═══ Material provided ═══

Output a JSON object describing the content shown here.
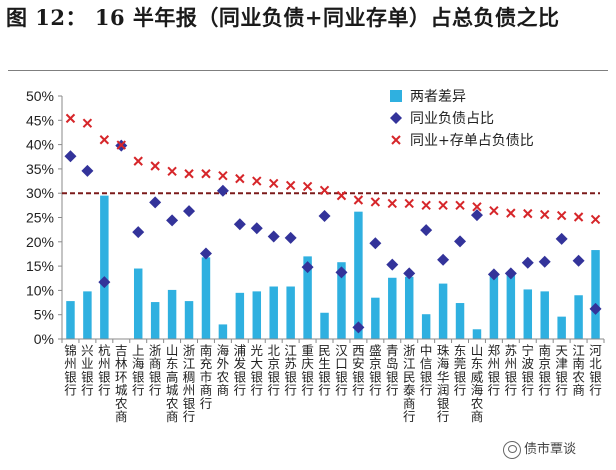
{
  "header": {
    "title": "图 12：  16 半年报（同业负债+同业存单）占总负债之比"
  },
  "watermark": {
    "text": "债市覃谈",
    "icon": "wechat-icon"
  },
  "colors": {
    "bar": "#2fb0e0",
    "diamond": "#33339a",
    "cross": "#d6262a",
    "ref_line": "#7b1a1a",
    "axis": "#8a8a8a",
    "text": "#333333"
  },
  "chart_data": {
    "type": "bar",
    "title": "16 半年报（同业负债+同业存单）占总负债之比",
    "categories": [
      "锦州银行",
      "兴业银行",
      "杭州银行",
      "吉林环城农商",
      "上海银行",
      "浙商银行",
      "山东高城农商",
      "浙江稠州银行",
      "南充市商行",
      "海外农商",
      "浦发银行",
      "光大银行",
      "北京银行",
      "江苏银行",
      "重庆银行",
      "民生银行",
      "汉口银行",
      "西安银行",
      "盛京银行",
      "青岛银行",
      "浙江民泰商行",
      "中信银行",
      "珠海华润银行",
      "东莞银行",
      "山东威海农商",
      "郑州银行",
      "苏州银行",
      "宁波银行",
      "南京银行",
      "天津银行",
      "江南农商",
      "河北银行"
    ],
    "series": [
      {
        "name": "两者差异",
        "kind": "bar",
        "values": [
          7.8,
          9.8,
          29.5,
          0,
          14.5,
          7.6,
          10.1,
          7.8,
          16.8,
          3.0,
          9.5,
          9.8,
          10.8,
          10.8,
          17.0,
          5.4,
          15.8,
          26.2,
          8.5,
          12.6,
          12.8,
          5.1,
          11.4,
          7.4,
          2.0,
          12.9,
          13.4,
          10.2,
          9.8,
          4.6,
          9.0,
          18.3
        ]
      },
      {
        "name": "同业负债占比",
        "kind": "diamond",
        "values": [
          37.6,
          34.6,
          11.7,
          39.8,
          22.0,
          28.1,
          24.4,
          26.3,
          17.6,
          30.5,
          23.6,
          22.8,
          21.1,
          20.8,
          14.8,
          25.3,
          13.7,
          2.4,
          19.7,
          15.3,
          13.5,
          22.4,
          16.3,
          20.1,
          25.5,
          13.3,
          13.5,
          15.7,
          15.9,
          20.6,
          16.1,
          6.2
        ]
      },
      {
        "name": "同业+存单占负债比",
        "kind": "cross",
        "values": [
          45.4,
          44.4,
          41.0,
          39.9,
          36.6,
          35.6,
          34.5,
          34.0,
          34.0,
          33.6,
          33.0,
          32.5,
          32.0,
          31.6,
          31.4,
          30.6,
          29.5,
          28.6,
          28.2,
          27.9,
          27.9,
          27.5,
          27.5,
          27.5,
          27.2,
          26.4,
          25.9,
          25.8,
          25.6,
          25.4,
          25.1,
          24.6
        ]
      }
    ],
    "reference_line": 30,
    "ylim": [
      0,
      50
    ],
    "yticks": [
      "0%",
      "5%",
      "10%",
      "15%",
      "20%",
      "25%",
      "30%",
      "35%",
      "40%",
      "45%",
      "50%"
    ],
    "legend_position": "top-right",
    "xlabel": "",
    "ylabel": ""
  }
}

═══

## Exercise task
From the records above, copy every line that holds the word "name".

## Problem solution
        "name": "两者差异",
        "name": "同业负债占比",
        "name": "同业+存单占负债比",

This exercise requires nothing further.